[Begin DATA SECTION]
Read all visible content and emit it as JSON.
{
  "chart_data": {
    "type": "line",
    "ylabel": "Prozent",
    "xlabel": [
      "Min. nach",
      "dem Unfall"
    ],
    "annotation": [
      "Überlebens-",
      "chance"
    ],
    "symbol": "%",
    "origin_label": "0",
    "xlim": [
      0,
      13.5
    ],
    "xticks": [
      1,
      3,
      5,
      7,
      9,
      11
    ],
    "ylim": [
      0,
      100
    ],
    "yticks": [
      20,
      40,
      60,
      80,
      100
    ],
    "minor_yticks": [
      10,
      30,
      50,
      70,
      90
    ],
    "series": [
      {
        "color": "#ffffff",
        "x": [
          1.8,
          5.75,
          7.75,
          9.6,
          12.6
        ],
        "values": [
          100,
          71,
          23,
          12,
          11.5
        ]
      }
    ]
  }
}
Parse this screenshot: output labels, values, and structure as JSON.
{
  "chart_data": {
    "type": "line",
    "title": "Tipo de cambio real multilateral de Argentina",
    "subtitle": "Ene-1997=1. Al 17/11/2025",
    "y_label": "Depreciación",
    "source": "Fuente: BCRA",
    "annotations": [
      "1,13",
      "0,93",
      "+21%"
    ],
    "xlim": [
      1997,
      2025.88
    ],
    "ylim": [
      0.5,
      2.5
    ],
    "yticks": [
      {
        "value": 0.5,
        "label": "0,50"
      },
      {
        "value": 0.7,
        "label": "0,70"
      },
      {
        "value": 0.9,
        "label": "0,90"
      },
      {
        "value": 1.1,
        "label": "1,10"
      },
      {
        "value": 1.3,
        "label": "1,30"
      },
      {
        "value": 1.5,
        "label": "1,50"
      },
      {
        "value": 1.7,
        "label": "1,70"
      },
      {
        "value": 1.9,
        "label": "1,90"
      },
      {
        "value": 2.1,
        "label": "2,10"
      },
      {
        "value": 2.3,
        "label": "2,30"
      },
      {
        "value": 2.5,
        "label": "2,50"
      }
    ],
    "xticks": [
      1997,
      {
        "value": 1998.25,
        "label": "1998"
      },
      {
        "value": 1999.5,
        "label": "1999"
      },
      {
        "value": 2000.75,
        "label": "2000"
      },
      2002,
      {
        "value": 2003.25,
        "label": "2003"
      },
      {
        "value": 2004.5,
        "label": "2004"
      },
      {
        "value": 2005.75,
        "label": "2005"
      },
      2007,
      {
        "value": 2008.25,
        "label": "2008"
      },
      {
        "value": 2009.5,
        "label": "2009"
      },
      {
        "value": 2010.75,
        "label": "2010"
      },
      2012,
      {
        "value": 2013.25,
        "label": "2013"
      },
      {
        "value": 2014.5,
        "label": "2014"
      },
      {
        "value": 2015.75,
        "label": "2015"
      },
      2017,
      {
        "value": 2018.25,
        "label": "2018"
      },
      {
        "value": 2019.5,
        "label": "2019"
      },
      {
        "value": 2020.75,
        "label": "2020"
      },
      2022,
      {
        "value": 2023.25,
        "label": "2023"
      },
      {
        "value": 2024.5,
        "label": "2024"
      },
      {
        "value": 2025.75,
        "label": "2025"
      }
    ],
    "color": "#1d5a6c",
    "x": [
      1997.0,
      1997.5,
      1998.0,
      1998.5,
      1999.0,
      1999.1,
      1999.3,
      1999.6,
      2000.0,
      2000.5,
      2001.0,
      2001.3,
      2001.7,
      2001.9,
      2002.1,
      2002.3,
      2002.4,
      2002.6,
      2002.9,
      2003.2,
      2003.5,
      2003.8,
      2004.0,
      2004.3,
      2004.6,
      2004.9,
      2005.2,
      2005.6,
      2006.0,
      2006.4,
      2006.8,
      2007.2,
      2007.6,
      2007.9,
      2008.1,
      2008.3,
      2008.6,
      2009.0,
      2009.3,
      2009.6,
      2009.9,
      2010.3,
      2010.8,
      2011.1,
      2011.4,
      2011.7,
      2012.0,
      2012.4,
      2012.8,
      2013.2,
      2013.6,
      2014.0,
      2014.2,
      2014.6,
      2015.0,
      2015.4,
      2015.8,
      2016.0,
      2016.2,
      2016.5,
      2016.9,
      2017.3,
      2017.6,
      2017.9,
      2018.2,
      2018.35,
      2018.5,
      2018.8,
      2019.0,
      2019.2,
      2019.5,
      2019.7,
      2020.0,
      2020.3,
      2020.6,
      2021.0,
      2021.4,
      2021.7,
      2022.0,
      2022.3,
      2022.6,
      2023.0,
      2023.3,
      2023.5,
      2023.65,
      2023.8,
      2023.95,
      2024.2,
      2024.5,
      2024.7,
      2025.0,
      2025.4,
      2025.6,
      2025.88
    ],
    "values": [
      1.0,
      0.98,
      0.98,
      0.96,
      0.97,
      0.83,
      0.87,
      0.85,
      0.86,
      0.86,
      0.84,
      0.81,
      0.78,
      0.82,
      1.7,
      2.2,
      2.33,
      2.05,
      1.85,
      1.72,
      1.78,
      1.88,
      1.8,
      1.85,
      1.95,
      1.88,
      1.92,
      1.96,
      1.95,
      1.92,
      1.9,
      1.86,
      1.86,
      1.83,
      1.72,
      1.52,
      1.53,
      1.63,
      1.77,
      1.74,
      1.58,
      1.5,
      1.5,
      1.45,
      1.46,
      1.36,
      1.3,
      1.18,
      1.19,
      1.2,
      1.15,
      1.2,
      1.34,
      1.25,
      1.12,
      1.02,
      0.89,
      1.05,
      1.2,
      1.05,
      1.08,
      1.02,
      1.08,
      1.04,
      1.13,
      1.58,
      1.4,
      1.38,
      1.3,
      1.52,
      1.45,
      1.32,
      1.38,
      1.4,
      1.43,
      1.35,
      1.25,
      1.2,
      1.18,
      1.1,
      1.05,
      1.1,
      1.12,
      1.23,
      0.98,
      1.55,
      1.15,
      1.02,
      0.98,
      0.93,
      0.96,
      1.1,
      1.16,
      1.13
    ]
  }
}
[End DATA SECTION]
■ **GIVEN PROBLEM**: Quote all of the entries verbatim.

■ **ANSWER TO THE EXERCISE**:
Read all visible content and emit it as JSON.
{
  "chart_data": {
    "type": "line",
    "ylabel": "Prozent",
    "xlabel": [
      "Min. nach",
      "dem Unfall"
    ],
    "annotation": [
      "Überlebens-",
      "chance"
    ],
    "symbol": "%",
    "origin_label": "0",
    "xlim": [
      0,
      13.5
    ],
    "xticks": [
      1,
      3,
      5,
      7,
      9,
      11
    ],
    "ylim": [
      0,
      100
    ],
    "yticks": [
      20,
      40,
      60,
      80,
      100
    ],
    "minor_yticks": [
      10,
      30,
      50,
      70,
      90
    ],
    "series": [
      {
        "color": "#ffffff",
        "x": [
          1.8,
          5.75,
          7.75,
          9.6,
          12.6
        ],
        "values": [
          100,
          71,
          23,
          12,
          11.5
        ]
      }
    ]
  }
}
Parse this screenshot: output labels, values, and structure as JSON.
{
  "chart_data": {
    "type": "line",
    "title": "Tipo de cambio real multilateral de Argentina",
    "subtitle": "Ene-1997=1. Al 17/11/2025",
    "y_label": "Depreciación",
    "source": "Fuente: BCRA",
    "annotations": [
      "1,13",
      "0,93",
      "+21%"
    ],
    "xlim": [
      1997,
      2025.88
    ],
    "ylim": [
      0.5,
      2.5
    ],
    "yticks": [
      {
        "value": 0.5,
        "label": "0,50"
      },
      {
        "value": 0.7,
        "label": "0,70"
      },
      {
        "value": 0.9,
        "label": "0,90"
      },
      {
        "value": 1.1,
        "label": "1,10"
      },
      {
        "value": 1.3,
        "label": "1,30"
      },
      {
        "value": 1.5,
        "label": "1,50"
      },
      {
        "value": 1.7,
        "label": "1,70"
      },
      {
        "value": 1.9,
        "label": "1,90"
      },
      {
        "value": 2.1,
        "label": "2,10"
      },
      {
        "value": 2.3,
        "label": "2,30"
      },
      {
        "value": 2.5,
        "label": "2,50"
      }
    ],
    "xticks": [
      1997,
      {
        "value": 1998.25,
        "label": "1998"
      },
      {
        "value": 1999.5,
        "label": "1999"
      },
      {
        "value": 2000.75,
        "label": "2000"
      },
      2002,
      {
        "value": 2003.25,
        "label": "2003"
      },
      {
        "value": 2004.5,
        "label": "2004"
      },
      {
        "value": 2005.75,
        "label": "2005"
      },
      2007,
      {
        "value": 2008.25,
        "label": "2008"
      },
      {
        "value": 2009.5,
        "label": "2009"
      },
      {
        "value": 2010.75,
        "label": "2010"
      },
      2012,
      {
        "value": 2013.25,
        "label": "2013"
      },
      {
        "value": 2014.5,
        "label": "2014"
      },
      {
        "value": 2015.75,
        "label": "2015"
      },
      2017,
      {
        "value": 2018.25,
        "label": "2018"
      },
      {
        "value": 2019.5,
        "label": "2019"
      },
      {
        "value": 2020.75,
        "label": "2020"
      },
      2022,
      {
        "value": 2023.25,
        "label": "2023"
      },
      {
        "value": 2024.5,
        "label": "2024"
      },
      {
        "value": 2025.75,
        "label": "2025"
      }
    ],
    "color": "#1d5a6c",
    "x": [
      1997.0,
      1997.5,
      1998.0,
      1998.5,
      1999.0,
      1999.1,
      1999.3,
      1999.6,
      2000.0,
      2000.5,
      2001.0,
      2001.3,
      2001.7,
      2001.9,
      2002.1,
      2002.3,
      2002.4,
      2002.6,
      2002.9,
      2003.2,
      2003.5,
      2003.8,
      2004.0,
      2004.3,
      2004.6,
      2004.9,
      2005.2,
      2005.6,
      2006.0,
      2006.4,
      2006.8,
      2007.2,
      2007.6,
      2007.9,
      2008.1,
      2008.3,
      2008.6,
      2009.0,
      2009.3,
      2009.6,
      2009.9,
      2010.3,
      2010.8,
      2011.1,
      2011.4,
      2011.7,
      2012.0,
      2012.4,
      2012.8,
      2013.2,
      2013.6,
      2014.0,
      2014.2,
      2014.6,
      2015.0,
      2015.4,
      2015.8,
      2016.0,
      2016.2,
      2016.5,
      2016.9,
      2017.3,
      2017.6,
      2017.9,
      2018.2,
      2018.35,
      2018.5,
      2018.8,
      2019.0,
      2019.2,
      2019.5,
      2019.7,
      2020.0,
      2020.3,
      2020.6,
      2021.0,
      2021.4,
      2021.7,
      2022.0,
      2022.3,
      2022.6,
      2023.0,
      2023.3,
      2023.5,
      2023.65,
      2023.8,
      2023.95,
      2024.2,
      2024.5,
      2024.7,
      2025.0,
      2025.4,
      2025.6,
      2025.88
    ],
    "values": [
      1.0,
      0.98,
      0.98,
      0.96,
      0.97,
      0.83,
      0.87,
      0.85,
      0.86,
      0.86,
      0.84,
      0.81,
      0.78,
      0.82,
      1.7,
      2.2,
      2.33,
      2.05,
      1.85,
      1.72,
      1.78,
      1.88,
      1.8,
      1.85,
      1.95,
      1.88,
      1.92,
      1.96,
      1.95,
      1.92,
      1.9,
      1.86,
      1.86,
      1.83,
      1.72,
      1.52,
      1.53,
      1.63,
      1.77,
      1.74,
      1.58,
      1.5,
      1.5,
      1.45,
      1.46,
      1.36,
      1.3,
      1.18,
      1.19,
      1.2,
      1.15,
      1.2,
      1.34,
      1.25,
      1.12,
      1.02,
      0.89,
      1.05,
      1.2,
      1.05,
      1.08,
      1.02,
      1.08,
      1.04,
      1.13,
      1.58,
      1.4,
      1.38,
      1.3,
      1.52,
      1.45,
      1.32,
      1.38,
      1.4,
      1.43,
      1.35,
      1.25,
      1.2,
      1.18,
      1.1,
      1.05,
      1.1,
      1.12,
      1.23,
      0.98,
      1.55,
      1.15,
      1.02,
      0.98,
      0.93,
      0.96,
      1.1,
      1.16,
      1.13
    ]
  }
}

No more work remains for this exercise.